**Selected passage**
+===+
Now that we don't program business software in assembler, do programmers still tell the computer what to do? We tell the compiler what to do, and that tells the runtime what to do, and that tells the computer what to do. What do we really do?

Programmers solve problems.

When we learn to code we learn to think like the computer. But what if that is not the optimal way to think? what if we think instead of how the problem looks, what the solution looks like?
(it's abstract, OK? It's supposed to represent a data flow.)
Programming in a declarative style means stating solutions, not steps. State what is true, or state what we're doing - don't describe how the computer goes about it. That's an implementation detail for the compiler to optimize. (I'm talking business software here, not embedded systems.) Code in a language suited to the problem. This gives us more ways to solve problems, and cleaner ways to solve problems.

We're not limited to what comes naturally to a computer, or what comes naturally to our brains.
+===+
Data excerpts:
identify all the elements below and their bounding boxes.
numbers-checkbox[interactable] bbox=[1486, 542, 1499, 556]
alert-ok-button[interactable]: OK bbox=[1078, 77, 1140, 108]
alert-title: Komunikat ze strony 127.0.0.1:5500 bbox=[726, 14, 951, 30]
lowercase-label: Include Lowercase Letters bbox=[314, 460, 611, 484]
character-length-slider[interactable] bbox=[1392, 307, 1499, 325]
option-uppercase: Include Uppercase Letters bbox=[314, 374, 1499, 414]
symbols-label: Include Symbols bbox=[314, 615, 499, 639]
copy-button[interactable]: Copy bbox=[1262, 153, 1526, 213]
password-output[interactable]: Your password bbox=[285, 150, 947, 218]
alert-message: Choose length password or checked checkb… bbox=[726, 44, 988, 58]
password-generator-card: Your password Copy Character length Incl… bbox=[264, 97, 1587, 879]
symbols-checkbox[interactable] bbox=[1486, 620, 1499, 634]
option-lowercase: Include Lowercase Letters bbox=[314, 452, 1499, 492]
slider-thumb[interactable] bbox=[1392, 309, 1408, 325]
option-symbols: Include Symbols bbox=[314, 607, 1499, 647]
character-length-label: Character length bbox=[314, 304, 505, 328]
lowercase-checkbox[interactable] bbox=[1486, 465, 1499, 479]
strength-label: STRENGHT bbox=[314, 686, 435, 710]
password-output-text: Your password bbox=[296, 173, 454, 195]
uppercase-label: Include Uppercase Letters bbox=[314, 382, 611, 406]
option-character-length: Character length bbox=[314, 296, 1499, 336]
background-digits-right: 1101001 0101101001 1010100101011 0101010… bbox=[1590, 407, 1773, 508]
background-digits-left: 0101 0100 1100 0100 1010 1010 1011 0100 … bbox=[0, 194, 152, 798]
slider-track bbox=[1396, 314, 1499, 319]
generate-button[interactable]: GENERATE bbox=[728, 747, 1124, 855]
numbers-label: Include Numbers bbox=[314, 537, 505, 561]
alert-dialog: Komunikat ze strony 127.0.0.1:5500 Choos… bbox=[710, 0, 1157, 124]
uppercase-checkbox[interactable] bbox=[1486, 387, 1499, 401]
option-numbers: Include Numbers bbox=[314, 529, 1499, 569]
+===+
**What is needed**
Could you print the whole passage on declarative programming, word for word?

**Exercise answer**
Now that we don't program business software in assembler, do programmers still tell the computer what to do? We tell the compiler what to do, and that tells the runtime what to do, and that tells the computer what to do. What do we really do?

Programmers solve problems.

When we learn to code we learn to think like the computer. But what if that is not the optimal way to think? what if we think instead of how the problem looks, what the solution looks like?
(it's abstract, OK? It's supposed to represent a data flow.)
Programming in a declarative style means stating solutions, not steps. State what is true, or state what we're doing - don't describe how the computer goes about it. That's an implementation detail for the compiler to optimize. (I'm talking business software here, not embedded systems.) Code in a language suited to the problem. This gives us more ways to solve problems, and cleaner ways to solve problems.

We're not limited to what comes naturally to a computer, or what comes naturally to our brains.